**Challenge:**
Present every line in which the string "JSON" appears.

====================

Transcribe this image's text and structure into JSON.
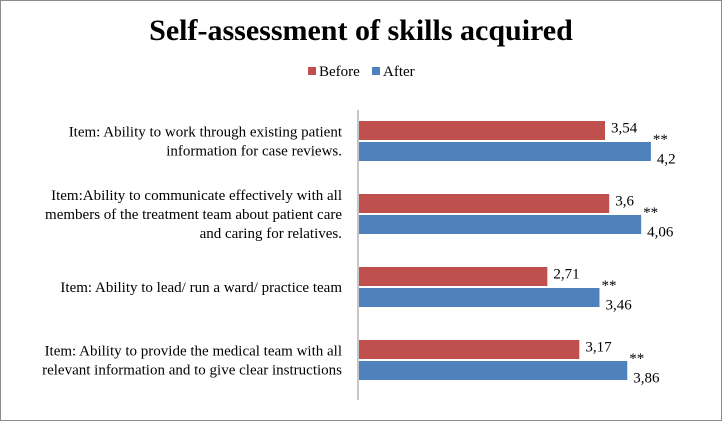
{
  "chart_data": {
    "type": "bar",
    "orientation": "horizontal",
    "title": "Self-assessment of skills acquired",
    "categories": [
      [
        "Item: Ability to work through existing patient",
        "information for case reviews."
      ],
      [
        "Item:Ability to communicate effectively with all",
        "members of the treatment team about patient care",
        "and caring for relatives."
      ],
      [
        "Item: Ability to lead/ run a ward/ practice team"
      ],
      [
        "Item: Ability to provide the medical team with all",
        "relevant information and to give clear instructions"
      ]
    ],
    "series": [
      {
        "name": "Before",
        "color": "#c0504d",
        "values": [
          3.54,
          3.6,
          2.71,
          3.17
        ],
        "labels": [
          "3,54",
          "3,6",
          "2,71",
          "3,17"
        ]
      },
      {
        "name": "After",
        "color": "#4f81bd",
        "values": [
          4.2,
          4.06,
          3.46,
          3.86
        ],
        "labels": [
          "4,2",
          "4,06",
          "3,46",
          "3,86"
        ]
      }
    ],
    "significance_marks": [
      "**",
      "**",
      "**",
      "**"
    ],
    "xlim": [
      0,
      4.65
    ],
    "legend_position": "top",
    "grid": false
  }
}
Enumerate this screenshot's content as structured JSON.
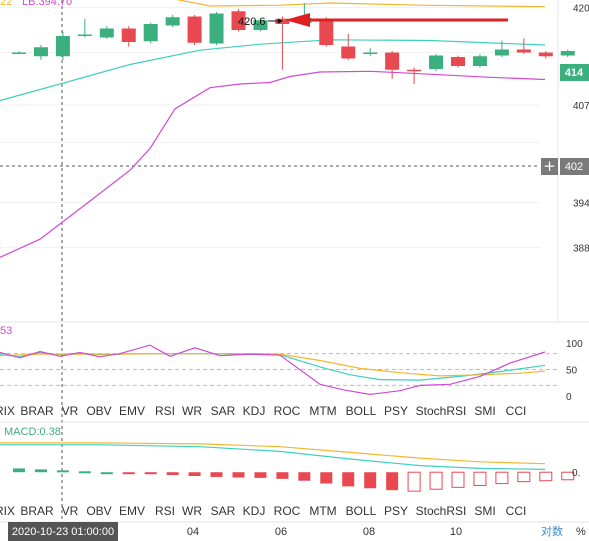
{
  "header": {
    "bb_left_fragment": "22",
    "bb_lower_label": "LB:394.70"
  },
  "main_chart": {
    "type": "candlestick",
    "ylim": [
      381,
      421
    ],
    "y_ticks": [
      "420",
      "414",
      "407",
      "402",
      "394",
      "388"
    ],
    "price_marker_label": "402",
    "plus_icon": "plus-icon",
    "high_annotation": "420.6",
    "candles": [
      {
        "o": 414.0,
        "c": 414.0,
        "h": 414.2,
        "l": 413.8
      },
      {
        "o": 413.5,
        "c": 414.7,
        "h": 415.0,
        "l": 413.0
      },
      {
        "o": 413.5,
        "c": 416.2,
        "h": 416.8,
        "l": 413.0
      },
      {
        "o": 416.2,
        "c": 416.4,
        "h": 418.5,
        "l": 416.0
      },
      {
        "o": 416.0,
        "c": 417.2,
        "h": 417.5,
        "l": 415.8
      },
      {
        "o": 417.2,
        "c": 415.4,
        "h": 417.5,
        "l": 414.8
      },
      {
        "o": 415.5,
        "c": 417.8,
        "h": 418.0,
        "l": 415.2
      },
      {
        "o": 417.6,
        "c": 418.7,
        "h": 419.0,
        "l": 417.4
      },
      {
        "o": 418.8,
        "c": 415.3,
        "h": 419.0,
        "l": 415.0
      },
      {
        "o": 415.2,
        "c": 419.2,
        "h": 419.4,
        "l": 415.0
      },
      {
        "o": 419.5,
        "c": 417.0,
        "h": 419.8,
        "l": 416.8
      },
      {
        "o": 417.0,
        "c": 418.3,
        "h": 418.6,
        "l": 416.8
      },
      {
        "o": 418.5,
        "c": 417.8,
        "h": 418.8,
        "l": 411.7
      },
      {
        "o": 417.9,
        "c": 418.6,
        "h": 420.6,
        "l": 417.6
      },
      {
        "o": 418.5,
        "c": 415.0,
        "h": 418.7,
        "l": 414.8
      },
      {
        "o": 414.8,
        "c": 413.2,
        "h": 416.5,
        "l": 413.0
      },
      {
        "o": 413.8,
        "c": 414.0,
        "h": 414.6,
        "l": 413.5
      },
      {
        "o": 414.0,
        "c": 411.7,
        "h": 414.2,
        "l": 410.5
      },
      {
        "o": 411.7,
        "c": 411.6,
        "h": 412.0,
        "l": 409.8
      },
      {
        "o": 411.8,
        "c": 413.6,
        "h": 413.8,
        "l": 411.5
      },
      {
        "o": 413.4,
        "c": 412.2,
        "h": 413.6,
        "l": 412.0
      },
      {
        "o": 412.2,
        "c": 413.5,
        "h": 413.8,
        "l": 412.0
      },
      {
        "o": 413.6,
        "c": 414.4,
        "h": 415.6,
        "l": 413.4
      },
      {
        "o": 414.4,
        "c": 414.0,
        "h": 415.9,
        "l": 413.8
      },
      {
        "o": 414.0,
        "c": 413.5,
        "h": 414.2,
        "l": 413.2
      },
      {
        "o": 413.6,
        "c": 414.2,
        "h": 414.4,
        "l": 413.4
      }
    ],
    "upper_band": [
      {
        "x": 0,
        "y": 421.8
      },
      {
        "x": 160,
        "y": 421.5
      },
      {
        "x": 210,
        "y": 420.2
      },
      {
        "x": 280,
        "y": 420.3
      },
      {
        "x": 330,
        "y": 420.6
      },
      {
        "x": 420,
        "y": 420.3
      },
      {
        "x": 545,
        "y": 420.1
      }
    ],
    "middle_band": [
      {
        "x": 0,
        "y": 407.6
      },
      {
        "x": 60,
        "y": 409.8
      },
      {
        "x": 130,
        "y": 412.4
      },
      {
        "x": 200,
        "y": 414.3
      },
      {
        "x": 260,
        "y": 415.1
      },
      {
        "x": 330,
        "y": 415.7
      },
      {
        "x": 430,
        "y": 415.6
      },
      {
        "x": 545,
        "y": 415.0
      }
    ],
    "lower_band": [
      {
        "x": 0,
        "y": 386.7
      },
      {
        "x": 40,
        "y": 389.1
      },
      {
        "x": 90,
        "y": 394.2
      },
      {
        "x": 130,
        "y": 398.3
      },
      {
        "x": 150,
        "y": 401.2
      },
      {
        "x": 175,
        "y": 406.5
      },
      {
        "x": 210,
        "y": 409.3
      },
      {
        "x": 240,
        "y": 409.8
      },
      {
        "x": 270,
        "y": 410.0
      },
      {
        "x": 290,
        "y": 410.8
      },
      {
        "x": 320,
        "y": 411.4
      },
      {
        "x": 370,
        "y": 411.5
      },
      {
        "x": 430,
        "y": 411.1
      },
      {
        "x": 490,
        "y": 410.7
      },
      {
        "x": 545,
        "y": 410.4
      }
    ]
  },
  "indicator_tabs": [
    "RIX",
    "BRAR",
    "VR",
    "OBV",
    "EMV",
    "RSI",
    "WR",
    "SAR",
    "KDJ",
    "ROC",
    "MTM",
    "BOLL",
    "PSY",
    "StochRSI",
    "SMI",
    "CCI"
  ],
  "active_tab": "KDJ",
  "kdj_chart": {
    "left_fragment": "53",
    "ylim": [
      0,
      100
    ],
    "y_ticks": [
      "100",
      "50",
      "0"
    ],
    "dashed_levels": [
      80,
      50,
      20
    ],
    "k_line": [
      {
        "x": 0,
        "y": 78
      },
      {
        "x": 20,
        "y": 74
      },
      {
        "x": 40,
        "y": 82
      },
      {
        "x": 60,
        "y": 78
      },
      {
        "x": 80,
        "y": 81
      },
      {
        "x": 100,
        "y": 78
      },
      {
        "x": 120,
        "y": 79
      },
      {
        "x": 140,
        "y": 80
      },
      {
        "x": 160,
        "y": 80
      },
      {
        "x": 200,
        "y": 80
      },
      {
        "x": 240,
        "y": 79
      },
      {
        "x": 280,
        "y": 78
      },
      {
        "x": 320,
        "y": 55
      },
      {
        "x": 350,
        "y": 40
      },
      {
        "x": 380,
        "y": 31
      },
      {
        "x": 420,
        "y": 30
      },
      {
        "x": 460,
        "y": 37
      },
      {
        "x": 500,
        "y": 46
      },
      {
        "x": 545,
        "y": 58
      }
    ],
    "d_line": [
      {
        "x": 0,
        "y": 76
      },
      {
        "x": 40,
        "y": 79
      },
      {
        "x": 80,
        "y": 79
      },
      {
        "x": 120,
        "y": 79
      },
      {
        "x": 160,
        "y": 80
      },
      {
        "x": 200,
        "y": 80
      },
      {
        "x": 240,
        "y": 80
      },
      {
        "x": 280,
        "y": 79
      },
      {
        "x": 320,
        "y": 67
      },
      {
        "x": 360,
        "y": 52
      },
      {
        "x": 400,
        "y": 44
      },
      {
        "x": 440,
        "y": 38
      },
      {
        "x": 480,
        "y": 40
      },
      {
        "x": 520,
        "y": 43
      },
      {
        "x": 545,
        "y": 47
      }
    ],
    "j_line": [
      {
        "x": 0,
        "y": 82
      },
      {
        "x": 20,
        "y": 72
      },
      {
        "x": 40,
        "y": 84
      },
      {
        "x": 60,
        "y": 75
      },
      {
        "x": 80,
        "y": 82
      },
      {
        "x": 100,
        "y": 74
      },
      {
        "x": 120,
        "y": 80
      },
      {
        "x": 150,
        "y": 96
      },
      {
        "x": 170,
        "y": 75
      },
      {
        "x": 195,
        "y": 91
      },
      {
        "x": 220,
        "y": 76
      },
      {
        "x": 250,
        "y": 79
      },
      {
        "x": 280,
        "y": 77
      },
      {
        "x": 320,
        "y": 22
      },
      {
        "x": 345,
        "y": 11
      },
      {
        "x": 370,
        "y": 3
      },
      {
        "x": 400,
        "y": 10
      },
      {
        "x": 420,
        "y": 20
      },
      {
        "x": 450,
        "y": 22
      },
      {
        "x": 480,
        "y": 37
      },
      {
        "x": 510,
        "y": 62
      },
      {
        "x": 545,
        "y": 83
      }
    ]
  },
  "macd_chart": {
    "label": "MACD:0.38",
    "ylim": [
      -2.0,
      2.5
    ],
    "y_ticks": [
      "0."
    ],
    "dif_line": [
      {
        "x": 0,
        "y": 1.45
      },
      {
        "x": 100,
        "y": 1.45
      },
      {
        "x": 200,
        "y": 1.35
      },
      {
        "x": 280,
        "y": 1.1
      },
      {
        "x": 350,
        "y": 0.7
      },
      {
        "x": 420,
        "y": 0.35
      },
      {
        "x": 480,
        "y": 0.2
      },
      {
        "x": 545,
        "y": 0.15
      }
    ],
    "dea_line": [
      {
        "x": 0,
        "y": 1.55
      },
      {
        "x": 100,
        "y": 1.55
      },
      {
        "x": 200,
        "y": 1.5
      },
      {
        "x": 280,
        "y": 1.35
      },
      {
        "x": 350,
        "y": 1.05
      },
      {
        "x": 420,
        "y": 0.75
      },
      {
        "x": 480,
        "y": 0.55
      },
      {
        "x": 545,
        "y": 0.45
      }
    ],
    "histogram": [
      0.2,
      0.15,
      0.1,
      0.05,
      0.0,
      -0.05,
      -0.1,
      -0.15,
      -0.2,
      -0.25,
      -0.28,
      -0.3,
      -0.35,
      -0.45,
      -0.6,
      -0.75,
      -0.85,
      -0.95,
      -1.0,
      -0.9,
      -0.8,
      -0.7,
      -0.6,
      -0.5,
      -0.45,
      -0.4
    ]
  },
  "footer": {
    "crosshair_time": "2020-10-23 01:00:00",
    "x_ticks": [
      "04",
      "06",
      "08",
      "10"
    ],
    "log_button": "对数",
    "percent_button": "%"
  },
  "colors": {
    "up": "#3caf7e",
    "down": "#e8484f",
    "upper_band": "#f3b630",
    "middle_band": "#3fcfbf",
    "lower_band": "#d04ad3",
    "kdj_k": "#3fcfbf",
    "kdj_d": "#f3b630",
    "kdj_j": "#d04ad3",
    "active_tab": "#3a8fd6",
    "marker_bg": "#7a7a7a",
    "annotation_arrow": "#e02020"
  }
}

====================

**Expected answer:**
Transcribe this image's text and structure into JSON.
Enumerate this screenshot's content as structured JSON.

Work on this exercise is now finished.